PROVIDED TEXT
Personal insurance refers to the following types of insurance policies:
Private passenger automobile coverage;
Homeowners coverage, including mobile homeowners, manufactured homeowners, condominium owners, and renter's coverage;
Dwelling property coverage;
Earthquake coverage for a residence or personal property;
Personal liability and theft coverage;
Personal inland marine coverage; and
Mechanical breakdown coverage for personal auto or home appliances.
Written Notifications to Insureds.
Renewing Insurance Policies. If an insurer wishes to renew an insured's insurance policy, then at least 20 days before the insurance policy's expiration date the insurer must communicate, either directly or through its agent, the insurer's willingness to renew in writing to the insured and include in that writing a statement of the amount of the premium or portion of the premium required to be paid by the insured to renew the policy. This 20-day notice to the insured must also include the amount of any increased premium resulting from a change of rates and, generally, an explanation of any change in the contract provisions. If the 20-day notice to the insured does not include the amount of any increased premium resulting from a change of rates and an explanation of any change in the contract provisions, the insurer must generally renew the policy according to the rates and contract provisions applicable to the expiring policy.
Adverse Actions. An insurer that takes adverse action against a consumer based in whole or in part on credit history or insurance score must provide written notice to the applicant or named insured. Adverse actions include: (1) cancellation, denial or nonrenewal of personal insurance coverage; (2) charging a higher premium for personal insurance than would have been offered if the credit history or insurance score had been more favorable; or (3) any reduction, adverse, or unfavorable change in the terms of coverage or amounts of any personal insurance due to a consumer's credit history or insurance score. The required adverse action notice must state the significant factors of the credit history or insurance score that resulted in the adverse action. The insurer must inform the consumer that the consumer is entitled to a free copy of the consumer's credit report under the federal Fair Credit Reporting Act.

STORED DATA
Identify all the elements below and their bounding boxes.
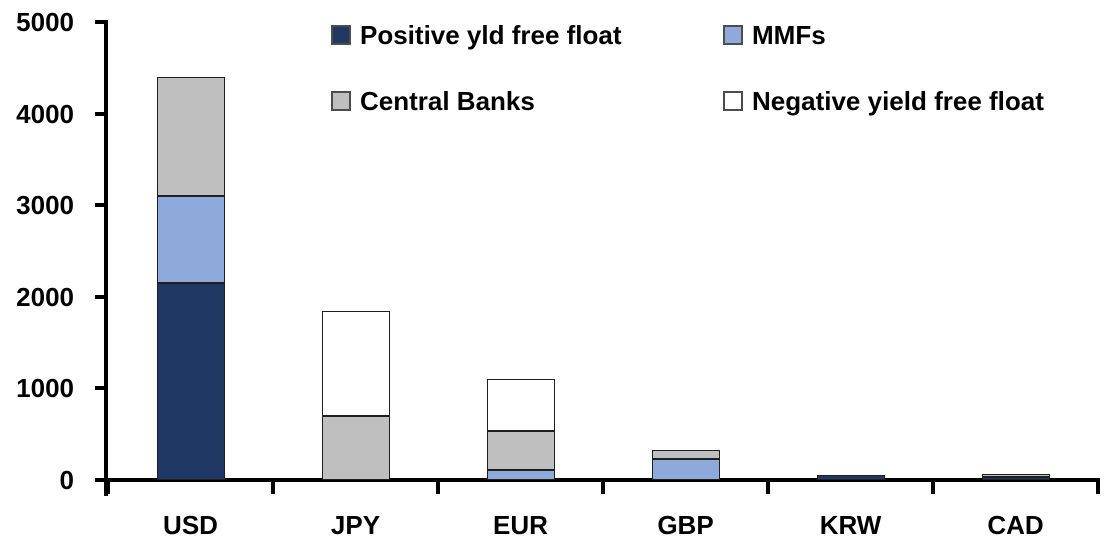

GIVEN INSTRUCTION A
Which policy types does the personal insurance text list under personal insurance?
GIVEN INSTRUCTION B
Could you pick up the personal insurance text after its final sentence and carry it forward?

EXPECTED ANSWER A
- Private passenger automobile coverage
- Homeowners coverage, including mobile homeowners, manufactured homeowners, condominium owners, and renter's coverage
- Dwelling property coverage
- Earthquake coverage for a residence or personal property
- Personal liability and theft coverage
- Personal inland marine coverage
- Mechanical breakdown coverage for personal auto or home appliances

EXPECTED ANSWER B
Insurance Scores.
The term "insurance score" is defined to mean a number or rating that is derived from an algorithm, computer application, model, or other process that is based in whole or in part on credit history. Credit history may not be used to determine personal insurance rates, premiums, or eligibility for coverage unless an insurer's insurance scoring models are filed with the OIC. Insurance scoring models include all attributes and factors used in the calculation of an insurance score.
Although insurers' filed and approved rating plans are generally available for public inspection, information filed with the OIC related to insurers' insurance scoring models must be withheld from public inspection, must be kept confidential by the OIC, and is considered trade secrets. Such information filed with the OIC related to insurers' insurance scoring models may be made public by the OIC only for the purpose of enforcement actions.
Generally, the quote a consumer receives for an insurance policy is determined by a combination of the consumer's insurance score determined by the insurer's unique insurance scoring model, in combination with other aspects of the insurer's filed and approved rating plan.
The Use of Credit History in Underwriting and Rating Personal Insurance.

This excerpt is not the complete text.